> _Work to be completed_
Transcribe each line of the material as it is, and drop any picture.

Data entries
+-------+

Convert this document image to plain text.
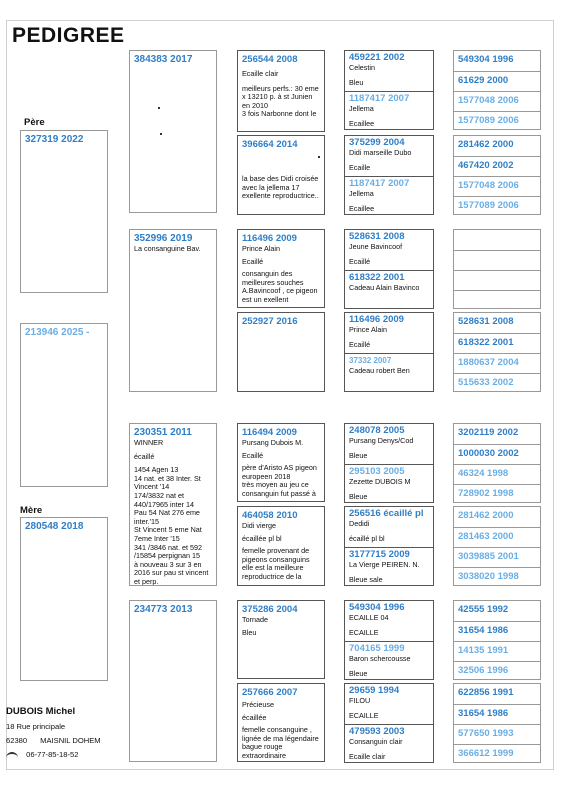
PEDIGREE
Père
Mère
327319 2022
213946 2025 -
280548 2018
384383 2017
352996 2019
La consanguine Bav.
230351 2011
WINNER
écaillé
1454 Agen 13
14 nat. et 38 Inter. St
Vincent '14
174/3832 nat et
440/17965 inter 14
Pau 54 Nat 276 eme
inter.'15
St Vincent 5 eme Nat
7eme Inter '15
341 /3846 nat. et 592
/15854 perpignan 15
à nouveau 3 sur 3 en
2016 sur pau st vincent
et perp.
234773 2013
256544 2008
Ecaille clair
meilleurs perfs.: 30 eme
x 13210 p. à st Junien
en 2010
3 fois Narbonne dont le
396664 2014
la base des Didi croisée
avec la jellema 17
exellente reproductrice..
116496 2009
Prince Alain
Ecaillé
consanguin des
meilleures souches
A.Bavincoof , ce pigeon
est un exellent
252927 2016
116494 2009
Pursang Dubois M.
Ecaillé
père d'Aristo AS pigeon
europeen 2018
très moyen au jeu ce
consanguin fut passé à
464058 2010
Didi vierge
écaillée pl bl
femelle provenant de
pigeons consanguins
elle est la meilleure
reproductrice de la
375286 2004
Tornade
Bleu
257666 2007
Précieuse
écaillée
femelle consanguine ,
lignée de ma légendaire
bague rouge
extraordinaire
459221 2002
Celestin
Bleu
1187417 2007
Jellema
Ecaillee
375299 2004
Didi marseille Dubo
Ecaille
1187417 2007
Jellema
Ecaillee
528631 2008
Jeune Bavincoof
Ecaillé
618322 2001
Cadeau Alain Bavinco
116496 2009
Prince Alain
Ecaillé
37332 2007
Cadeau robert Ben
248078 2005
Pursang Denys/Cod
Bleue
295103 2005
Zezette DUBOIS M
Bleue
256516 écaillé pl
Dedidi
écaillé pl bl
3177715 2009
La Vierge PEIREN. N.
Bleue sale
549304 1996
ECAILLE 04
ECAILLE
704165 1999
Baron schercousse
Bleue
29659 1994
FILOU
ECAILLE
479593 2003
Consanguin clair
Ecaille clair
549304 1996
61629 2000
1577048 2006
1577089 2006
281462 2000
467420 2002
1577048 2006
1577089 2006
528631 2008
618322 2001
1880637 2004
515633 2002
3202119 2002
1000030 2002
46324 1998
728902 1998
281462 2000
281463 2000
3039885 2001
3038020 1998
42555 1992
31654 1986
14135 1991
32506 1996
622856 1991
31654 1986
577650 1993
366612 1999
DUBOIS Michel
18 Rue principale
62380 MAISNIL DOHEM
06-77-85-18-52
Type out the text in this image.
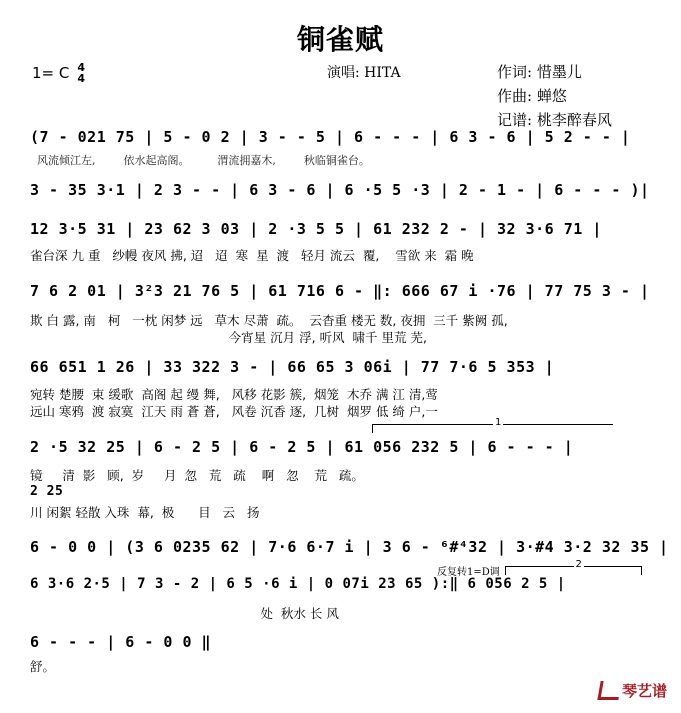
铜雀赋
1= C 4
4	演唱: HITA	作词: 惜墨儿
作曲: 蝉悠
记谱: 桃李醉春风
(7 - 021 75 | 5 - 0 2 | 3 - - 5 | 6 - - - | 6 3 - 6 | 5 2 - - |
风流倾江左,        依水起高阁。        渭流拥嘉木,        秋临铜雀台。
3 - 35 3·1 | 2 3 - - | 6 3 - 6 | 6 ·5 5 ·3 | 2 - 1 - | 6 - - - )|
12 3·5 31 | 23 62 3 03 | 2 ·3 5 5 | 61 232 2 - | 32 3·6 71 |
雀台深 九 重   纱幔 夜风 拂, 迢   迢  寒  星  渡   轻月 流云  覆,    雪欲 来  霜 晚
7 6 2 01 | 3²3 21 76 5 | 61 716 6 - ‖: 666 67 i ·76 | 77 75 3 - |
欺 白 露, 南   柯   一枕 闲梦 远   草木 尽萧  疏。  云杳重 楼无 数, 夜拥  三千 紫阙 孤,
今宵星 沉月 浮, 听风  啸千 里荒 芜,
66 651 1 26 | 33 322 3 - | 66 65 3 06i | 77 7·6 5 353 |
宛转 楚腰  束 缓歌  高阁 起 缦 舞,   风移 花影 簇,  烟笼  木乔 满 江 清,莺
远山 寒鸦  渡 寂寞  江天 雨 蒼 蒼,   风卷 沉香 逐,  几树  烟罗 低 绮 户,一
1
2 ·5 32 25 | 6 - 2 5 | 6 - 2 5 | 61 056 232 5 | 6 - - - |
镜     清  影   顾,  岁     月  忽   荒   疏    啊   忽    荒   疏。
2 25
川 闲絮 轻散 入珠  幕,  极      目   云   扬
6 - 0 0 | (3 6 0235 62 | 7·6 6·7 i | 3 6 - ⁶#⁴32 | 3·#4 3·2 32 35 |
反复转1=D调
2
6 3·6 2·5 | 7 3 - 2 | 6 5 ·6 i | 0 07i 23 65 ):‖ 6 056 2 5 |
处  秋水 长 风
6 - - - | 6 - 0 0 ‖
舒。
琴艺谱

+-------+

> _Correct output_
Convert this document image to plain text.
PEDIGREE
Père
Mère
327319 2022
213946 2025 -
280548 2018
384383 2017
352996 2019
La consanguine Bav.
230351 2011
WINNER
écaillé
1454 Agen 13
14 nat. et 38 Inter. St
Vincent '14
174/3832 nat et
440/17965 inter 14
Pau 54 Nat 276 eme
inter.'15
St Vincent 5 eme Nat
7eme Inter '15
341 /3846 nat. et 592
/15854 perpignan 15
à nouveau 3 sur 3 en
2016 sur pau st vincent
et perp.
234773 2013
256544 2008
Ecaille clair
meilleurs perfs.: 30 eme
x 13210 p. à st Junien
en 2010
3 fois Narbonne dont le
396664 2014
la base des Didi croisée
avec la jellema 17
exellente reproductrice..
116496 2009
Prince Alain
Ecaillé
consanguin des
meilleures souches
A.Bavincoof , ce pigeon
est un exellent
252927 2016
116494 2009
Pursang Dubois M.
Ecaillé
père d'Aristo AS pigeon
europeen 2018
très moyen au jeu ce
consanguin fut passé à
464058 2010
Didi vierge
écaillée pl bl
femelle provenant de
pigeons consanguins
elle est la meilleure
reproductrice de la
375286 2004
Tornade
Bleu
257666 2007
Précieuse
écaillée
femelle consanguine ,
lignée de ma légendaire
bague rouge
extraordinaire
459221 2002
Celestin
Bleu
1187417 2007
Jellema
Ecaillee
375299 2004
Didi marseille Dubo
Ecaille
1187417 2007
Jellema
Ecaillee
528631 2008
Jeune Bavincoof
Ecaillé
618322 2001
Cadeau Alain Bavinco
116496 2009
Prince Alain
Ecaillé
37332 2007
Cadeau robert Ben
248078 2005
Pursang Denys/Cod
Bleue
295103 2005
Zezette DUBOIS M
Bleue
256516 écaillé pl
Dedidi
écaillé pl bl
3177715 2009
La Vierge PEIREN. N.
Bleue sale
549304 1996
ECAILLE 04
ECAILLE
704165 1999
Baron schercousse
Bleue
29659 1994
FILOU
ECAILLE
479593 2003
Consanguin clair
Ecaille clair
549304 1996
61629 2000
1577048 2006
1577089 2006
281462 2000
467420 2002
1577048 2006
1577089 2006
528631 2008
618322 2001
1880637 2004
515633 2002
3202119 2002
1000030 2002
46324 1998
728902 1998
281462 2000
281463 2000
3039885 2001
3038020 1998
42555 1992
31654 1986
14135 1991
32506 1996
622856 1991
31654 1986
577650 1993
366612 1999
DUBOIS Michel
18 Rue principale
62380 MAISNIL DOHEM
06-77-85-18-52
Type out the text in this image.
铜雀赋
1= C 4
4	演唱: HITA	作词: 惜墨儿
作曲: 蝉悠
记谱: 桃李醉春风
(7 - 021 75 | 5 - 0 2 | 3 - - 5 | 6 - - - | 6 3 - 6 | 5 2 - - |
风流倾江左,        依水起高阁。        渭流拥嘉木,        秋临铜雀台。
3 - 35 3·1 | 2 3 - - | 6 3 - 6 | 6 ·5 5 ·3 | 2 - 1 - | 6 - - - )|
12 3·5 31 | 23 62 3 03 | 2 ·3 5 5 | 61 232 2 - | 32 3·6 71 |
雀台深 九 重   纱幔 夜风 拂, 迢   迢  寒  星  渡   轻月 流云  覆,    雪欲 来  霜 晚
7 6 2 01 | 3²3 21 76 5 | 61 716 6 - ‖: 666 67 i ·76 | 77 75 3 - |
欺 白 露, 南   柯   一枕 闲梦 远   草木 尽萧  疏。  云杳重 楼无 数, 夜拥  三千 紫阙 孤,
今宵星 沉月 浮, 听风  啸千 里荒 芜,
66 651 1 26 | 33 322 3 - | 66 65 3 06i | 77 7·6 5 353 |
宛转 楚腰  束 缓歌  高阁 起 缦 舞,   风移 花影 簇,  烟笼  木乔 满 江 清,莺
远山 寒鸦  渡 寂寞  江天 雨 蒼 蒼,   风卷 沉香 逐,  几树  烟罗 低 绮 户,一
1
2 ·5 32 25 | 6 - 2 5 | 6 - 2 5 | 61 056 232 5 | 6 - - - |
镜     清  影   顾,  岁     月  忽   荒   疏    啊   忽    荒   疏。
2 25
川 闲絮 轻散 入珠  幕,  极      目   云   扬
6 - 0 0 | (3 6 0235 62 | 7·6 6·7 i | 3 6 - ⁶#⁴32 | 3·#4 3·2 32 35 |
反复转1=D调
2
6 3·6 2·5 | 7 3 - 2 | 6 5 ·6 i | 0 07i 23 65 ):‖ 6 056 2 5 |
处  秋水 长 风
6 - - - | 6 - 0 0 ‖
舒。
琴艺谱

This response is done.